--- begin Record set ---

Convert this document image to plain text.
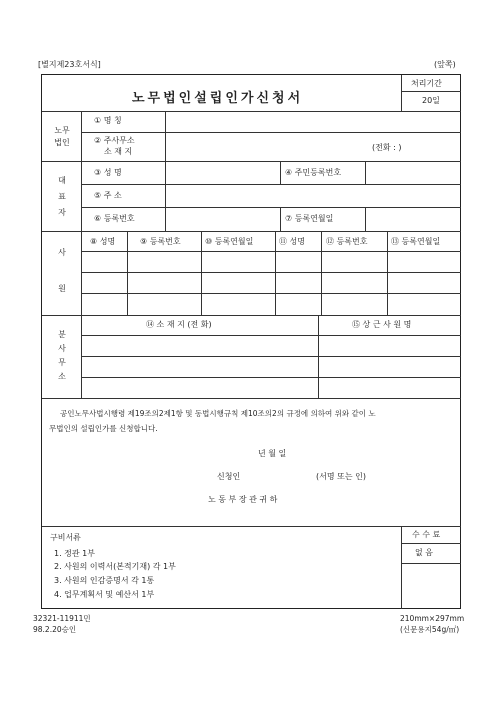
[별지제23호서식]	(앞쪽)
노무법인설립인가신청서
처리기간
20일
노무
법인
① 명 칭
② 주사무소
소 재 지	(전화 : )
대
표
자
③ 성 명	④ 주민등록번호
⑤ 주 소
⑥ 등록번호	⑦ 등록연월일
사
원
⑧ 성명	⑨ 등록번호	⑩ 등록연월일	⑪ 성명	⑫ 등록번호	⑬ 등록연월일
분
사
무
소
⑭ 소 재 지 (전 화)	⑮ 상 근 사 원 명
공인노무사법시행령 제19조의2제1항 및 동법시행규칙 제10조의2의 규정에 의하여 위와 같이 노
무법인의 설립인가를 신청합니다.
년 월 일
신청인	(서명 또는 인)
노 동 부 장 관 귀 하
구비서류
1. 정관 1부
2. 사원의 이력서(본적기재) 각 1부
3. 사원의 인감증명서 각 1통
4. 업무계획서 및 예산서 1부
수 수 료
없 음
32321-11911민
98.2.20승인
210mm×297mm
(신문용지54g/㎡)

--- end Record set ---

● **To do**: Print each of the records above exactly as written, leaving no picture in the copy.

● **Task solution**:
Convert this document image to plain text.
[별지제23호서식]	(앞쪽)
노무법인설립인가신청서
처리기간
20일
노무
법인
① 명 칭
② 주사무소
소 재 지	(전화 : )
대
표
자
③ 성 명	④ 주민등록번호
⑤ 주 소
⑥ 등록번호	⑦ 등록연월일
사
원
⑧ 성명	⑨ 등록번호	⑩ 등록연월일	⑪ 성명	⑫ 등록번호	⑬ 등록연월일
분
사
무
소
⑭ 소 재 지 (전 화)	⑮ 상 근 사 원 명
공인노무사법시행령 제19조의2제1항 및 동법시행규칙 제10조의2의 규정에 의하여 위와 같이 노
무법인의 설립인가를 신청합니다.
년 월 일
신청인	(서명 또는 인)
노 동 부 장 관 귀 하
구비서류
1. 정관 1부
2. 사원의 이력서(본적기재) 각 1부
3. 사원의 인감증명서 각 1통
4. 업무계획서 및 예산서 1부
수 수 료
없 음
32321-11911민
98.2.20승인
210mm×297mm
(신문용지54g/㎡)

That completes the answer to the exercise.